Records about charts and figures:
──────────────────────────────
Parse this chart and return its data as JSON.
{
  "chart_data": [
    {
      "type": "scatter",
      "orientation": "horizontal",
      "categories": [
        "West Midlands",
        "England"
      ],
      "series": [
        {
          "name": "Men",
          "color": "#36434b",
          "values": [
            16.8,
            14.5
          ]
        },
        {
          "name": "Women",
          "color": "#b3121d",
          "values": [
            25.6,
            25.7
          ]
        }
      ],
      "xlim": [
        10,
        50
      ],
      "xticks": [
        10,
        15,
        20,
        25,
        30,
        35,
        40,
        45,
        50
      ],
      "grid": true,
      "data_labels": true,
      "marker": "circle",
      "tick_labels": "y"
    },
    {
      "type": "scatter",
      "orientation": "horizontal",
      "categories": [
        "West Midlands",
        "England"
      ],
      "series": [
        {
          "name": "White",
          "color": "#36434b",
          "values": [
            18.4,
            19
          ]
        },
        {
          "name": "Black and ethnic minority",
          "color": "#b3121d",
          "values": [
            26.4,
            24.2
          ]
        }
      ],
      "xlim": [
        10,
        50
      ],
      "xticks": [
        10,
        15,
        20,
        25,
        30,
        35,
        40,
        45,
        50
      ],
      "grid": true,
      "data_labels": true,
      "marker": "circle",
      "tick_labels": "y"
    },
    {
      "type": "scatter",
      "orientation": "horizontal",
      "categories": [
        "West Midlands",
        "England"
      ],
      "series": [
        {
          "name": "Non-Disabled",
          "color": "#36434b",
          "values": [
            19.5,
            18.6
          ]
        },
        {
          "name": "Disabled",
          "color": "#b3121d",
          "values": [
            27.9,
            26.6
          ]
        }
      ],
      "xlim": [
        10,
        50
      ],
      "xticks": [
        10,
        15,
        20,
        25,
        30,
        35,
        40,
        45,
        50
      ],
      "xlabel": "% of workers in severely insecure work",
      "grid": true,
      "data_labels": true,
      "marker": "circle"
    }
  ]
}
──────────────────────────────
● **SET TASK**: Determine the number of lines in the entries above where the string "name" appears. Answer with the number alone.

● **WRITTEN RESPONSE**: 6